*Given request:*
Copy out each line of the data that holds the word "Brunswick".

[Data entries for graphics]
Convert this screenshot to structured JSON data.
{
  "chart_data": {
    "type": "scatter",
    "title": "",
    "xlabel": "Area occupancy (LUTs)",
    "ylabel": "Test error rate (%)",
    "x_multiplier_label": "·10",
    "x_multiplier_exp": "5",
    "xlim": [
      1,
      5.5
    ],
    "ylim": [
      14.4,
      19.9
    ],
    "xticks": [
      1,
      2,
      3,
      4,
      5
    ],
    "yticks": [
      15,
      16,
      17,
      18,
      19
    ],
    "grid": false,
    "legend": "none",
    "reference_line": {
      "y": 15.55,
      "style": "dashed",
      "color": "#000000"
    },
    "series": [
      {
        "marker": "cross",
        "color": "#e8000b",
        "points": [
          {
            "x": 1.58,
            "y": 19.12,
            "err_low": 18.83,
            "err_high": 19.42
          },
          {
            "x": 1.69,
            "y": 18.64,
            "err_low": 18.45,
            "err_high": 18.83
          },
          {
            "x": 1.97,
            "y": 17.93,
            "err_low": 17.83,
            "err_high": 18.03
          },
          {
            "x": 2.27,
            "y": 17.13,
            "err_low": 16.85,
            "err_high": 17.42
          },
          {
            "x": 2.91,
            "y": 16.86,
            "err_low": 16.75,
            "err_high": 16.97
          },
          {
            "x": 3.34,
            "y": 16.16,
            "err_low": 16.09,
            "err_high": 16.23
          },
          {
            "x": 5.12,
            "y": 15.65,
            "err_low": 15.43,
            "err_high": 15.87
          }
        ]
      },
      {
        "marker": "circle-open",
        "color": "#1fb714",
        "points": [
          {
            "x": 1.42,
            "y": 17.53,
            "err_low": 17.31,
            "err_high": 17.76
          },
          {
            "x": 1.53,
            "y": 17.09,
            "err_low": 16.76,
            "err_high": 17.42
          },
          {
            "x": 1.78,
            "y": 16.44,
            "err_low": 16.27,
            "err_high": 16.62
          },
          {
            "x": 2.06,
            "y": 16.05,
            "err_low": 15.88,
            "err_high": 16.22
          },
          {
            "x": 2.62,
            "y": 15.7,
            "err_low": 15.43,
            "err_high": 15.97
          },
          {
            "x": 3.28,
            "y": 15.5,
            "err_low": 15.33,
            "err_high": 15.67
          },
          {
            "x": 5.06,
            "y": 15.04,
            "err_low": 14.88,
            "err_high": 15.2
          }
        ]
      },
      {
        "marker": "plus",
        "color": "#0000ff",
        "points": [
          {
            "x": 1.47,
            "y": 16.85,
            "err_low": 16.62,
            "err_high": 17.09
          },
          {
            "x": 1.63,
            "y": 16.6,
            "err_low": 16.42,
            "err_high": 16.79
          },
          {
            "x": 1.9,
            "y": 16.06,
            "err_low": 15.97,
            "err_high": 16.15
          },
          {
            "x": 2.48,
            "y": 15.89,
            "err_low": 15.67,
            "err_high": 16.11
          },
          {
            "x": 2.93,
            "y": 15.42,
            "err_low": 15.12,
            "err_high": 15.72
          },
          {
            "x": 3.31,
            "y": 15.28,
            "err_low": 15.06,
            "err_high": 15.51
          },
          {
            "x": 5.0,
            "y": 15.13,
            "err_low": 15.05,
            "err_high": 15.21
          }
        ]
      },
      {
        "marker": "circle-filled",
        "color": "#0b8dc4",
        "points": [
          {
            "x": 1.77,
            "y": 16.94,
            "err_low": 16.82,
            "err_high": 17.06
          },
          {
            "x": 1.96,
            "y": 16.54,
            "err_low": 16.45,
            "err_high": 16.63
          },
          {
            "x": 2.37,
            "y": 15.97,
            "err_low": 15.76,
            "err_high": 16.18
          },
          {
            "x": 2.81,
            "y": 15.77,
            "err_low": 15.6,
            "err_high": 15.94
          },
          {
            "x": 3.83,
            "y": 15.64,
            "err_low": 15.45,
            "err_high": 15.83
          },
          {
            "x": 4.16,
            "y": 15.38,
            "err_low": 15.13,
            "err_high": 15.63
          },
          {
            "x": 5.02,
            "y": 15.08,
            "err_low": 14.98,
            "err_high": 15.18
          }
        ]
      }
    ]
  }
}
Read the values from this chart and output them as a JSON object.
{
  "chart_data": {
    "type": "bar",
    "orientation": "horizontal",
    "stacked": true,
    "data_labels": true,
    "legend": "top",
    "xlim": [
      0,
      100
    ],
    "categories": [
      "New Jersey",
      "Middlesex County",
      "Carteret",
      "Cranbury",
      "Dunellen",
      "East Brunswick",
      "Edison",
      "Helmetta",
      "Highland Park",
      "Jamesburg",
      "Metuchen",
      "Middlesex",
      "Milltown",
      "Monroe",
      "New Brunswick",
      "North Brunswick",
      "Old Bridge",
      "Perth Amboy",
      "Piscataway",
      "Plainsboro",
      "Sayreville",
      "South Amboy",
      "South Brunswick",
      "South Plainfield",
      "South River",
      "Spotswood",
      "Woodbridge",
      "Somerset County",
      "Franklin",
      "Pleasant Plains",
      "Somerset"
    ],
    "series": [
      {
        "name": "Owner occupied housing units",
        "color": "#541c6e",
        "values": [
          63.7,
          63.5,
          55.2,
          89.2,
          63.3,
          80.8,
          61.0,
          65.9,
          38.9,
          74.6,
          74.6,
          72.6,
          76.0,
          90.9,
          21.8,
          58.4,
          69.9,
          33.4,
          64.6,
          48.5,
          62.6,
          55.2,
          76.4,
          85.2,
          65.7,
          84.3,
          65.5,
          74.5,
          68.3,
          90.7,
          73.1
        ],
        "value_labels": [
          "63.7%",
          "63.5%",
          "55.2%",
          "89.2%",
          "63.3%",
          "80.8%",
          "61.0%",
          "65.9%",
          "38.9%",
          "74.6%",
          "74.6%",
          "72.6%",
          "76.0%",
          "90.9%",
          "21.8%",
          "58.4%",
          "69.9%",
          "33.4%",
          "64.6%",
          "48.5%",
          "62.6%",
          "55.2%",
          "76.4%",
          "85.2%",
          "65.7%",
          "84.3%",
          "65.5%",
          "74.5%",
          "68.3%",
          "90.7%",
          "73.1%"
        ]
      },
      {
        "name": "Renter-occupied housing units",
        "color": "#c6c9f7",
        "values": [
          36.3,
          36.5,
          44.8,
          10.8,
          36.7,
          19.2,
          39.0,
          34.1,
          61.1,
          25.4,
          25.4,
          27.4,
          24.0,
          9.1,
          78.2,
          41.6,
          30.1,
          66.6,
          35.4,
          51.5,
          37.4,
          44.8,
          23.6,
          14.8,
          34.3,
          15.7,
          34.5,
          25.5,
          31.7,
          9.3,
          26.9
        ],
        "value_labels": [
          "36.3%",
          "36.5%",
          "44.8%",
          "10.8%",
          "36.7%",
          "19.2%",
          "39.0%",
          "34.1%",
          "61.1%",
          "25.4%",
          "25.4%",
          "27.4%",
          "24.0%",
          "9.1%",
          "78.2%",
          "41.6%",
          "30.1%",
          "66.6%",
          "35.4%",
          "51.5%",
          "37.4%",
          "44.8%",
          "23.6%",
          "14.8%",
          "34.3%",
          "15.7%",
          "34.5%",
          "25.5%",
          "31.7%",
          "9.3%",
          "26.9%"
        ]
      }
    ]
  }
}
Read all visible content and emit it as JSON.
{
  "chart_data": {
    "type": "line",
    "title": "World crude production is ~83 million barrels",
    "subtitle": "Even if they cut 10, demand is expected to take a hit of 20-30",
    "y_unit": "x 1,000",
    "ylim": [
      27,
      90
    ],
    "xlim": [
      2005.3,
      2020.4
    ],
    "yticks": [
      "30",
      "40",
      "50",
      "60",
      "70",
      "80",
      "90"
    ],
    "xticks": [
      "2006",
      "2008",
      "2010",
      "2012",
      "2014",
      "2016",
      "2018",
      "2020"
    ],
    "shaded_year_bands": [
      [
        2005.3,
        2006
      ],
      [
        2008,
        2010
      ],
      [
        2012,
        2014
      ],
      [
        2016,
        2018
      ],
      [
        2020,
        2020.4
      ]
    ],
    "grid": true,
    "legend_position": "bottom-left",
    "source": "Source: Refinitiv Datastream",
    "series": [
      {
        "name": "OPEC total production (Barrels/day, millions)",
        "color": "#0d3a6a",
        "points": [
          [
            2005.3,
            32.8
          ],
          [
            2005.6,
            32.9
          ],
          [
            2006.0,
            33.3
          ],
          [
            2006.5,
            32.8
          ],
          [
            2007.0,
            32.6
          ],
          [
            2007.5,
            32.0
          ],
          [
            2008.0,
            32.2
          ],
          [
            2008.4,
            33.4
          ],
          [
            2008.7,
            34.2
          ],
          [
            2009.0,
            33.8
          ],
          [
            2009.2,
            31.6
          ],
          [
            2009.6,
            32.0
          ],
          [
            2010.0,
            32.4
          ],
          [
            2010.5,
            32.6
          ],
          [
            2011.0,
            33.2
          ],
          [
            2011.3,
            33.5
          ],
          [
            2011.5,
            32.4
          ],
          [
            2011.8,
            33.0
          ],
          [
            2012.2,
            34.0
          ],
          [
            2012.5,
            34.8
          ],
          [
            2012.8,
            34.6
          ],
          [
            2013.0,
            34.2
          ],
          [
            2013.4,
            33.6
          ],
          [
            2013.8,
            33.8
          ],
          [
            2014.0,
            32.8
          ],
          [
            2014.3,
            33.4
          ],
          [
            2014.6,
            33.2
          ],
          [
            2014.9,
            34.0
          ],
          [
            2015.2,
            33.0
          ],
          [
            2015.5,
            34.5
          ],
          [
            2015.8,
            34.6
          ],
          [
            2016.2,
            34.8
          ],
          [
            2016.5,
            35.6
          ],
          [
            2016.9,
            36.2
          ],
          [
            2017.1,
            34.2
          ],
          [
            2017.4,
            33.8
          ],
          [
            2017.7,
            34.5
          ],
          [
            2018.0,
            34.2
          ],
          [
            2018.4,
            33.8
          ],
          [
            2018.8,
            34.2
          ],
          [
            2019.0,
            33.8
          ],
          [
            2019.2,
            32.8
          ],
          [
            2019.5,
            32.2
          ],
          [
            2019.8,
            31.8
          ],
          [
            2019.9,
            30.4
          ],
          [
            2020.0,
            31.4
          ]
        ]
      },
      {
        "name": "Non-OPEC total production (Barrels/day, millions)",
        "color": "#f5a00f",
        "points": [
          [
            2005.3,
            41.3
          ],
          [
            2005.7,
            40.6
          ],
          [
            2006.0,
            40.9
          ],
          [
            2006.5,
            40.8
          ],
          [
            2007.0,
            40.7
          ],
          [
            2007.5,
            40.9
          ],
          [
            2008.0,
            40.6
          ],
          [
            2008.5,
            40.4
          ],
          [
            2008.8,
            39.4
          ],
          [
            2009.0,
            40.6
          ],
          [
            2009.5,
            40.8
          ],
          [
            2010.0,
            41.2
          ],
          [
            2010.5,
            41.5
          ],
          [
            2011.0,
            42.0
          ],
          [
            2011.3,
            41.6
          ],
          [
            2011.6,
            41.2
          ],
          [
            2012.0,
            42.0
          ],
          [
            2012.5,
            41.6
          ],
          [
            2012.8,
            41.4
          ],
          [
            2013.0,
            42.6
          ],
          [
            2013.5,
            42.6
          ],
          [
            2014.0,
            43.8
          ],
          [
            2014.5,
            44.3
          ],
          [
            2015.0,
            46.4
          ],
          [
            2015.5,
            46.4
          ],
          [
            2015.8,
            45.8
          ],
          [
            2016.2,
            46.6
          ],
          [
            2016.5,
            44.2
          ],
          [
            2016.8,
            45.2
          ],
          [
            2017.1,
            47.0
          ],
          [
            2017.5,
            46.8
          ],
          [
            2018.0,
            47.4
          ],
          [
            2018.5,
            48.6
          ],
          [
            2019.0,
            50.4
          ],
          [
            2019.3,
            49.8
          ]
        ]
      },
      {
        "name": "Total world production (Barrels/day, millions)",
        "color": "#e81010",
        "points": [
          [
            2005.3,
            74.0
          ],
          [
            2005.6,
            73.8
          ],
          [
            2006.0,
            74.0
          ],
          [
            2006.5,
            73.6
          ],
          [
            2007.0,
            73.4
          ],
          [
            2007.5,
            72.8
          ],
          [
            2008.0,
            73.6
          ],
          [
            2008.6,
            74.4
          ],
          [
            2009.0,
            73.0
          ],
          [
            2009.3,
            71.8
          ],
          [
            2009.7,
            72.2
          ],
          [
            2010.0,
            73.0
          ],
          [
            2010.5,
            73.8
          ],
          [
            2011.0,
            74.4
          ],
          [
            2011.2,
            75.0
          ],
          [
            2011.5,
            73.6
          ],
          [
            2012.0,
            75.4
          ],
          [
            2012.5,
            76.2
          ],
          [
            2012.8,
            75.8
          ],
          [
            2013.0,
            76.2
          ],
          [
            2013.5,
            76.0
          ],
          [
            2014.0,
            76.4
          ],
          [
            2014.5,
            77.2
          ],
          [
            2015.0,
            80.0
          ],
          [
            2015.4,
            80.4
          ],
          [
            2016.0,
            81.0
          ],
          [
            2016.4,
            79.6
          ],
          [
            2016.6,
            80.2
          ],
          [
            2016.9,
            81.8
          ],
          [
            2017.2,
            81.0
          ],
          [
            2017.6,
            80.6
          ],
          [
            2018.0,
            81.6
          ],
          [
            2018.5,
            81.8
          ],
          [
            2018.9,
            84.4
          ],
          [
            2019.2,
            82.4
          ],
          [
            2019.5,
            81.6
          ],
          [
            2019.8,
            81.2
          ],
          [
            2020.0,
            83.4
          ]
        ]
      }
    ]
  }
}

*Solution for this problem:*
      "East Brunswick",
      "New Brunswick",
      "North Brunswick",
      "South Brunswick",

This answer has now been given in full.